▶ STATED TASK
Extract the complete listing and repeat it word for word.

═════ ENTRIES PROVIDED ═════

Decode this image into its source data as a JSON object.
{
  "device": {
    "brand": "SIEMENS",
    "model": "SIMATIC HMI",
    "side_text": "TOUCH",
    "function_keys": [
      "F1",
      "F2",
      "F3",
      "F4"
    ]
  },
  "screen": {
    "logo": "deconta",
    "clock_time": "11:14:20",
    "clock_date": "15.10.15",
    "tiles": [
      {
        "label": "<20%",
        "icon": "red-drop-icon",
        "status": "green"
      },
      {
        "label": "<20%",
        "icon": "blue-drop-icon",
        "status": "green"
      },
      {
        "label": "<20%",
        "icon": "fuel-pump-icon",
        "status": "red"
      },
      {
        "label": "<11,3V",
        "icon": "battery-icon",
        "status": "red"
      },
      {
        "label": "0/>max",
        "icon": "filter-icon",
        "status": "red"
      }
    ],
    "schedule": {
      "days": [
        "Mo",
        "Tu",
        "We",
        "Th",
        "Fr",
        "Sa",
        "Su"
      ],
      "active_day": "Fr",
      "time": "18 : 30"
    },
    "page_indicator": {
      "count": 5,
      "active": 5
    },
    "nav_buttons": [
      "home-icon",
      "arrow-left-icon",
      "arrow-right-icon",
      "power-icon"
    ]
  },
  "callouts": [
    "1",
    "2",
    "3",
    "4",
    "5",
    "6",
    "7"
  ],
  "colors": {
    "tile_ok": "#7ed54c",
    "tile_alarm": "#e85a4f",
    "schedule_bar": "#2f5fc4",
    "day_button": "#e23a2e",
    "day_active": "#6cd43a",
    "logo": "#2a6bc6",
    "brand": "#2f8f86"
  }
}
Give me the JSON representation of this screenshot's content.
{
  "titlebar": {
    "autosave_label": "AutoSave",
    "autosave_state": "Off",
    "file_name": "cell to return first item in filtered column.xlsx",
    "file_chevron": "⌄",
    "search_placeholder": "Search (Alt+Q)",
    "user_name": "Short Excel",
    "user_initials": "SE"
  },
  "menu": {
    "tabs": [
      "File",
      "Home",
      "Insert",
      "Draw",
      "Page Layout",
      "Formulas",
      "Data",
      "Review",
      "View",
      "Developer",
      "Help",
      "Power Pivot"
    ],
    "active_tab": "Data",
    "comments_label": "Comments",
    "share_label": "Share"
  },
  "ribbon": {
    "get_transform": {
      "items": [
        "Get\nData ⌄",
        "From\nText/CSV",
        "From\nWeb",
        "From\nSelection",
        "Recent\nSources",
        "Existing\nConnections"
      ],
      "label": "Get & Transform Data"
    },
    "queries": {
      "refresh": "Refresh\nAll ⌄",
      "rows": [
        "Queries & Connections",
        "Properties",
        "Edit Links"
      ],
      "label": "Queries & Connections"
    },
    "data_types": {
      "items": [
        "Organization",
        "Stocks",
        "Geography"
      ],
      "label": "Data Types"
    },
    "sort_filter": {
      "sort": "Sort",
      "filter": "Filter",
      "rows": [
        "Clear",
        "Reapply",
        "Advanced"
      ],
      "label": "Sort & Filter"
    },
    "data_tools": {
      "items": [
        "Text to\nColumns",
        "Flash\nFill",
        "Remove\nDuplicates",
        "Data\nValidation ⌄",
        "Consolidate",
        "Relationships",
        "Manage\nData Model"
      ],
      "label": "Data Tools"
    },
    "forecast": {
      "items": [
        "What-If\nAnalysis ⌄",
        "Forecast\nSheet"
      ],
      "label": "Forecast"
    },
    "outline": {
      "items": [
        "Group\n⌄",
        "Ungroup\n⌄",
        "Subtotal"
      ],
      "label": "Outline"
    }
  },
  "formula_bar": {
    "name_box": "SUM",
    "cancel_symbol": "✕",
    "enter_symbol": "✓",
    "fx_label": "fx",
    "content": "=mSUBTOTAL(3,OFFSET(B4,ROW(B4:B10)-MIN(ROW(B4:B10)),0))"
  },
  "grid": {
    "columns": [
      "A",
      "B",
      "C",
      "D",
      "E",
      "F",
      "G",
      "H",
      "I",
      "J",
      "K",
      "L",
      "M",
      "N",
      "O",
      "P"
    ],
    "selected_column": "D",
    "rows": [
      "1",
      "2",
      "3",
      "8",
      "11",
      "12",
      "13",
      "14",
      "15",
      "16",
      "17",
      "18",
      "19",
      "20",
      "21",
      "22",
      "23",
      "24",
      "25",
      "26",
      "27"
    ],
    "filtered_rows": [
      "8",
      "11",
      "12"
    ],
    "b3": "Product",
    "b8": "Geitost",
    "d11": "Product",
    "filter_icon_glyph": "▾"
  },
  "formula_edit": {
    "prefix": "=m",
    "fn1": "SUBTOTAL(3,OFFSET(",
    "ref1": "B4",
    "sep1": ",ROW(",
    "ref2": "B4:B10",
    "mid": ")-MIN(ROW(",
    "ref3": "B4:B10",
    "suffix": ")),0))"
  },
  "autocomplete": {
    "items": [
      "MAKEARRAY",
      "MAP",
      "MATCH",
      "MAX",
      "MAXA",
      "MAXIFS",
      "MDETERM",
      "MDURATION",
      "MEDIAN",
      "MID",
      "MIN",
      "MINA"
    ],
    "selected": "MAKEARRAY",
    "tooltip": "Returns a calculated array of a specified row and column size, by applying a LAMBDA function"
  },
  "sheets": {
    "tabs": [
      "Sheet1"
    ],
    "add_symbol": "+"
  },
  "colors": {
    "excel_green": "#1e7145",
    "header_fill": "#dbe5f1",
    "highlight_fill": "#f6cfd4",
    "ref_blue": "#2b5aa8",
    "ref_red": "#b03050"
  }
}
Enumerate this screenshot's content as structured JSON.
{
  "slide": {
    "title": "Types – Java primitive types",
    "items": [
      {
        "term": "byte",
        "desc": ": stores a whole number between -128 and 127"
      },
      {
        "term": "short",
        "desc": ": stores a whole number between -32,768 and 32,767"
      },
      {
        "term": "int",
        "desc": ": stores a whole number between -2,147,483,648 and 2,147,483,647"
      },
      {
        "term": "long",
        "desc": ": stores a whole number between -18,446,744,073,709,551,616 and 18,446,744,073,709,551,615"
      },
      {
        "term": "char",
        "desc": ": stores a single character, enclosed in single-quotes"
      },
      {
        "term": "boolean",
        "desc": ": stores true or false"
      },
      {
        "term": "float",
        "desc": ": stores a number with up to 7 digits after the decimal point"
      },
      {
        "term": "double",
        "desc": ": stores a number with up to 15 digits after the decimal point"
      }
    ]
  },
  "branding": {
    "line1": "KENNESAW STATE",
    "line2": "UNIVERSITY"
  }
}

═════

▶ ANSWER TO THIS PROBLEM
Decode this image into its source data as a JSON object.
{
  "device": {
    "brand": "SIEMENS",
    "model": "SIMATIC HMI",
    "side_text": "TOUCH",
    "function_keys": [
      "F1",
      "F2",
      "F3",
      "F4"
    ]
  },
  "screen": {
    "logo": "deconta",
    "clock_time": "11:14:20",
    "clock_date": "15.10.15",
    "tiles": [
      {
        "label": "<20%",
        "icon": "red-drop-icon",
        "status": "green"
      },
      {
        "label": "<20%",
        "icon": "blue-drop-icon",
        "status": "green"
      },
      {
        "label": "<20%",
        "icon": "fuel-pump-icon",
        "status": "red"
      },
      {
        "label": "<11,3V",
        "icon": "battery-icon",
        "status": "red"
      },
      {
        "label": "0/>max",
        "icon": "filter-icon",
        "status": "red"
      }
    ],
    "schedule": {
      "days": [
        "Mo",
        "Tu",
        "We",
        "Th",
        "Fr",
        "Sa",
        "Su"
      ],
      "active_day": "Fr",
      "time": "18 : 30"
    },
    "page_indicator": {
      "count": 5,
      "active": 5
    },
    "nav_buttons": [
      "home-icon",
      "arrow-left-icon",
      "arrow-right-icon",
      "power-icon"
    ]
  },
  "callouts": [
    "1",
    "2",
    "3",
    "4",
    "5",
    "6",
    "7"
  ],
  "colors": {
    "tile_ok": "#7ed54c",
    "tile_alarm": "#e85a4f",
    "schedule_bar": "#2f5fc4",
    "day_button": "#e23a2e",
    "day_active": "#6cd43a",
    "logo": "#2a6bc6",
    "brand": "#2f8f86"
  }
}
Give me the JSON representation of this screenshot's content.
{
  "titlebar": {
    "autosave_label": "AutoSave",
    "autosave_state": "Off",
    "file_name": "cell to return first item in filtered column.xlsx",
    "file_chevron": "⌄",
    "search_placeholder": "Search (Alt+Q)",
    "user_name": "Short Excel",
    "user_initials": "SE"
  },
  "menu": {
    "tabs": [
      "File",
      "Home",
      "Insert",
      "Draw",
      "Page Layout",
      "Formulas",
      "Data",
      "Review",
      "View",
      "Developer",
      "Help",
      "Power Pivot"
    ],
    "active_tab": "Data",
    "comments_label": "Comments",
    "share_label": "Share"
  },
  "ribbon": {
    "get_transform": {
      "items": [
        "Get\nData ⌄",
        "From\nText/CSV",
        "From\nWeb",
        "From\nSelection",
        "Recent\nSources",
        "Existing\nConnections"
      ],
      "label": "Get & Transform Data"
    },
    "queries": {
      "refresh": "Refresh\nAll ⌄",
      "rows": [
        "Queries & Connections",
        "Properties",
        "Edit Links"
      ],
      "label": "Queries & Connections"
    },
    "data_types": {
      "items": [
        "Organization",
        "Stocks",
        "Geography"
      ],
      "label": "Data Types"
    },
    "sort_filter": {
      "sort": "Sort",
      "filter": "Filter",
      "rows": [
        "Clear",
        "Reapply",
        "Advanced"
      ],
      "label": "Sort & Filter"
    },
    "data_tools": {
      "items": [
        "Text to\nColumns",
        "Flash\nFill",
        "Remove\nDuplicates",
        "Data\nValidation ⌄",
        "Consolidate",
        "Relationships",
        "Manage\nData Model"
      ],
      "label": "Data Tools"
    },
    "forecast": {
      "items": [
        "What-If\nAnalysis ⌄",
        "Forecast\nSheet"
      ],
      "label": "Forecast"
    },
    "outline": {
      "items": [
        "Group\n⌄",
        "Ungroup\n⌄",
        "Subtotal"
      ],
      "label": "Outline"
    }
  },
  "formula_bar": {
    "name_box": "SUM",
    "cancel_symbol": "✕",
    "enter_symbol": "✓",
    "fx_label": "fx",
    "content": "=mSUBTOTAL(3,OFFSET(B4,ROW(B4:B10)-MIN(ROW(B4:B10)),0))"
  },
  "grid": {
    "columns": [
      "A",
      "B",
      "C",
      "D",
      "E",
      "F",
      "G",
      "H",
      "I",
      "J",
      "K",
      "L",
      "M",
      "N",
      "O",
      "P"
    ],
    "selected_column": "D",
    "rows": [
      "1",
      "2",
      "3",
      "8",
      "11",
      "12",
      "13",
      "14",
      "15",
      "16",
      "17",
      "18",
      "19",
      "20",
      "21",
      "22",
      "23",
      "24",
      "25",
      "26",
      "27"
    ],
    "filtered_rows": [
      "8",
      "11",
      "12"
    ],
    "b3": "Product",
    "b8": "Geitost",
    "d11": "Product",
    "filter_icon_glyph": "▾"
  },
  "formula_edit": {
    "prefix": "=m",
    "fn1": "SUBTOTAL(3,OFFSET(",
    "ref1": "B4",
    "sep1": ",ROW(",
    "ref2": "B4:B10",
    "mid": ")-MIN(ROW(",
    "ref3": "B4:B10",
    "suffix": ")),0))"
  },
  "autocomplete": {
    "items": [
      "MAKEARRAY",
      "MAP",
      "MATCH",
      "MAX",
      "MAXA",
      "MAXIFS",
      "MDETERM",
      "MDURATION",
      "MEDIAN",
      "MID",
      "MIN",
      "MINA"
    ],
    "selected": "MAKEARRAY",
    "tooltip": "Returns a calculated array of a specified row and column size, by applying a LAMBDA function"
  },
  "sheets": {
    "tabs": [
      "Sheet1"
    ],
    "add_symbol": "+"
  },
  "colors": {
    "excel_green": "#1e7145",
    "header_fill": "#dbe5f1",
    "highlight_fill": "#f6cfd4",
    "ref_blue": "#2b5aa8",
    "ref_red": "#b03050"
  }
}
Enumerate this screenshot's content as structured JSON.
{
  "slide": {
    "title": "Types – Java primitive types",
    "items": [
      {
        "term": "byte",
        "desc": ": stores a whole number between -128 and 127"
      },
      {
        "term": "short",
        "desc": ": stores a whole number between -32,768 and 32,767"
      },
      {
        "term": "int",
        "desc": ": stores a whole number between -2,147,483,648 and 2,147,483,647"
      },
      {
        "term": "long",
        "desc": ": stores a whole number between -18,446,744,073,709,551,616 and 18,446,744,073,709,551,615"
      },
      {
        "term": "char",
        "desc": ": stores a single character, enclosed in single-quotes"
      },
      {
        "term": "boolean",
        "desc": ": stores true or false"
      },
      {
        "term": "float",
        "desc": ": stores a number with up to 7 digits after the decimal point"
      },
      {
        "term": "double",
        "desc": ": stores a number with up to 15 digits after the decimal point"
      }
    ]
  },
  "branding": {
    "line1": "KENNESAW STATE",
    "line2": "UNIVERSITY"
  }
}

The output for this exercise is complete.